YOUR TASK — Your answer should be one number: how many lines of the records hold the string "Black".

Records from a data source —
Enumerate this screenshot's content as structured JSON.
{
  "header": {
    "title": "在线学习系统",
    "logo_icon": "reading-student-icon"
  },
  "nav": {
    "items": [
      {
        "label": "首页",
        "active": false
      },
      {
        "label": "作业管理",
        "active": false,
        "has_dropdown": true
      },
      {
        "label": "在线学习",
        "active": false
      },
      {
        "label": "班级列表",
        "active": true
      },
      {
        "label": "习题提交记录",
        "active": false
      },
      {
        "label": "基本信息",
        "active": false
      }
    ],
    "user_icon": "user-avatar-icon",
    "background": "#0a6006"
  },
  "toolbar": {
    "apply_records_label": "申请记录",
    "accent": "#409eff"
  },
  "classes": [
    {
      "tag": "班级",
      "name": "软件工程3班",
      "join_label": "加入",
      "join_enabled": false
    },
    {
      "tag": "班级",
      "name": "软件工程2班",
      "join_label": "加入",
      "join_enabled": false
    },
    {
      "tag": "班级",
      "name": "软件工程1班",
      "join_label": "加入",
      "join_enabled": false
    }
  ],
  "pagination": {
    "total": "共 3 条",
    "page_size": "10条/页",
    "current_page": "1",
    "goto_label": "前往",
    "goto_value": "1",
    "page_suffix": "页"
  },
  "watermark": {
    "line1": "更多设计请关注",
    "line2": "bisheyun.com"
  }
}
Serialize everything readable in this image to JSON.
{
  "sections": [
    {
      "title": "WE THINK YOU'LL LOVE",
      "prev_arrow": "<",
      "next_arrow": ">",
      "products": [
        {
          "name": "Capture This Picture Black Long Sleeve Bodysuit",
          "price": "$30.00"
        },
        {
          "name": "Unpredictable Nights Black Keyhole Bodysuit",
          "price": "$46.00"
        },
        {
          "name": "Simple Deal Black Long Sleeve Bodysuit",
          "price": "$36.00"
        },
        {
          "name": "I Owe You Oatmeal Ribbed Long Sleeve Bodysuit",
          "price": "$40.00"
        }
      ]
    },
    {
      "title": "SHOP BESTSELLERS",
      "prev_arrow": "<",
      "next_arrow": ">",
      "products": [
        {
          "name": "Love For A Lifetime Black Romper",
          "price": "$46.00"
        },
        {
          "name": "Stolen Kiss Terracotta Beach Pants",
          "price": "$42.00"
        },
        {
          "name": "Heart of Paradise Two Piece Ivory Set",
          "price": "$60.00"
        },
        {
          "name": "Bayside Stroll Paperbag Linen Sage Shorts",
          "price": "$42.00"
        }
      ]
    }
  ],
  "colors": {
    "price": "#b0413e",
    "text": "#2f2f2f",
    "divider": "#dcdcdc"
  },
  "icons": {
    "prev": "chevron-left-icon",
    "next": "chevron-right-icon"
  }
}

TASK RESULT — 4